Return the listing below exactly, with the pictures dropped.

## begin

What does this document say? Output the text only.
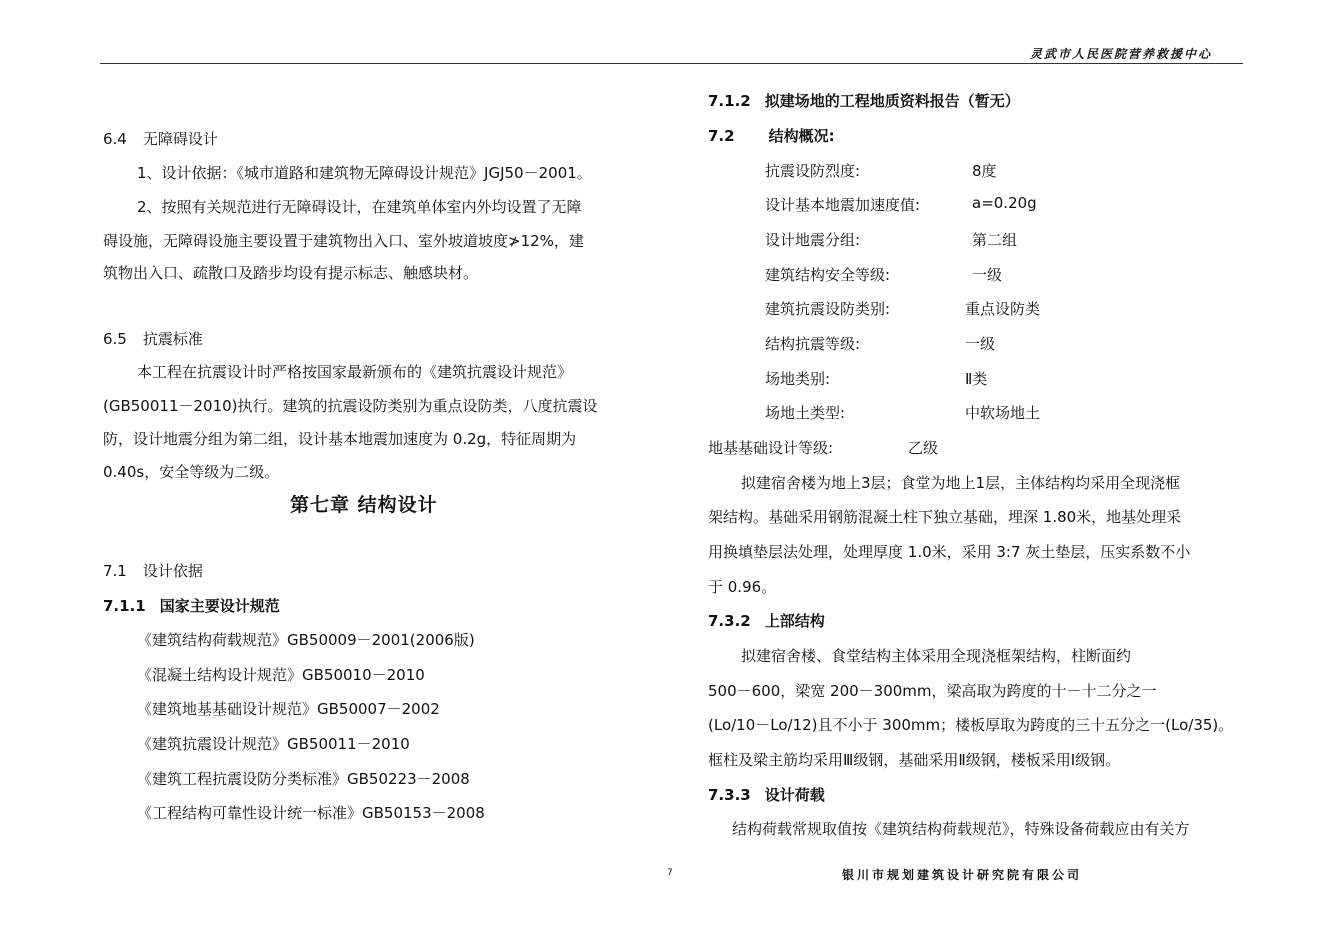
灵武市人民医院营养救援中心
6.4 无障碍设计
1、设计依据：《城市道路和建筑物无障碍设计规范》JGJ50－2001。
2、按照有关规范进行无障碍设计，在建筑单体室内外均设置了无障
碍设施，无障碍设施主要设置于建筑物出入口、室外坡道坡度≯12%，建
筑物出入口、疏散口及踏步均设有提示标志、触感块材。
6.5 抗震标准
本工程在抗震设计时严格按国家最新颁布的《建筑抗震设计规范》
(GB50011－2010)执行。建筑的抗震设防类别为重点设防类，八度抗震设
防，设计地震分组为第二组，设计基本地震加速度为 0.2g，特征周期为
0.40s，安全等级为二级。
第七章 结构设计
7.1 设计依据
7.1.1 国家主要设计规范
《建筑结构荷载规范》GB50009－2001(2006版)
《混凝土结构设计规范》GB50010－2010
《建筑地基基础设计规范》GB50007－2002
《建筑抗震设计规范》GB50011－2010
《建筑工程抗震设防分类标准》GB50223－2008
《工程结构可靠性设计统一标准》GB50153－2008
7.1.2 拟建场地的工程地质资料报告（暂无）
7.2 结构概况:
抗震设防烈度:	8度
设计基本地震加速度值:	a=0.20g
设计地震分组:	第二组
建筑结构安全等级:	一级
建筑抗震设防类别:	重点设防类
结构抗震等级:	一级
场地类别:	Ⅱ类
场地土类型:	中软场地土
地基基础设计等级:	乙级
拟建宿舍楼为地上3层；食堂为地上1层，主体结构均采用全现浇框
架结构。基础采用钢筋混凝土柱下独立基础，埋深 1.80米，地基处理采
用换填垫层法处理，处理厚度 1.0米，采用 3:7 灰土垫层，压实系数不小
于 0.96。
7.3.2 上部结构
拟建宿舍楼、食堂结构主体采用全现浇框架结构，柱断面约
500－600，梁宽 200－300mm，梁高取为跨度的十－十二分之一
(Lo/10－Lo/12)且不小于 300mm；楼板厚取为跨度的三十五分之一(Lo/35)。
框柱及梁主筋均采用Ⅲ级钢，基础采用Ⅱ级钢，楼板采用Ⅰ级钢。
7.3.3 设计荷载
结构荷载常规取值按《建筑结构荷载规范》，特殊设备荷载应由有关方
7	银川市规划建筑设计研究院有限公司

## end

- [TASK SOLUTION]:
What does this document say? Output the text only.
灵武市人民医院营养救援中心
6.4 无障碍设计
1、设计依据：《城市道路和建筑物无障碍设计规范》JGJ50－2001。
2、按照有关规范进行无障碍设计，在建筑单体室内外均设置了无障
碍设施，无障碍设施主要设置于建筑物出入口、室外坡道坡度≯12%，建
筑物出入口、疏散口及踏步均设有提示标志、触感块材。
6.5 抗震标准
本工程在抗震设计时严格按国家最新颁布的《建筑抗震设计规范》
(GB50011－2010)执行。建筑的抗震设防类别为重点设防类，八度抗震设
防，设计地震分组为第二组，设计基本地震加速度为 0.2g，特征周期为
0.40s，安全等级为二级。
第七章 结构设计
7.1 设计依据
7.1.1 国家主要设计规范
《建筑结构荷载规范》GB50009－2001(2006版)
《混凝土结构设计规范》GB50010－2010
《建筑地基基础设计规范》GB50007－2002
《建筑抗震设计规范》GB50011－2010
《建筑工程抗震设防分类标准》GB50223－2008
《工程结构可靠性设计统一标准》GB50153－2008
7.1.2 拟建场地的工程地质资料报告（暂无）
7.2 结构概况:
抗震设防烈度:	8度
设计基本地震加速度值:	a=0.20g
设计地震分组:	第二组
建筑结构安全等级:	一级
建筑抗震设防类别:	重点设防类
结构抗震等级:	一级
场地类别:	Ⅱ类
场地土类型:	中软场地土
地基基础设计等级:	乙级
拟建宿舍楼为地上3层；食堂为地上1层，主体结构均采用全现浇框
架结构。基础采用钢筋混凝土柱下独立基础，埋深 1.80米，地基处理采
用换填垫层法处理，处理厚度 1.0米，采用 3:7 灰土垫层，压实系数不小
于 0.96。
7.3.2 上部结构
拟建宿舍楼、食堂结构主体采用全现浇框架结构，柱断面约
500－600，梁宽 200－300mm，梁高取为跨度的十－十二分之一
(Lo/10－Lo/12)且不小于 300mm；楼板厚取为跨度的三十五分之一(Lo/35)。
框柱及梁主筋均采用Ⅲ级钢，基础采用Ⅱ级钢，楼板采用Ⅰ级钢。
7.3.3 设计荷载
结构荷载常规取值按《建筑结构荷载规范》，特殊设备荷载应由有关方
7	银川市规划建筑设计研究院有限公司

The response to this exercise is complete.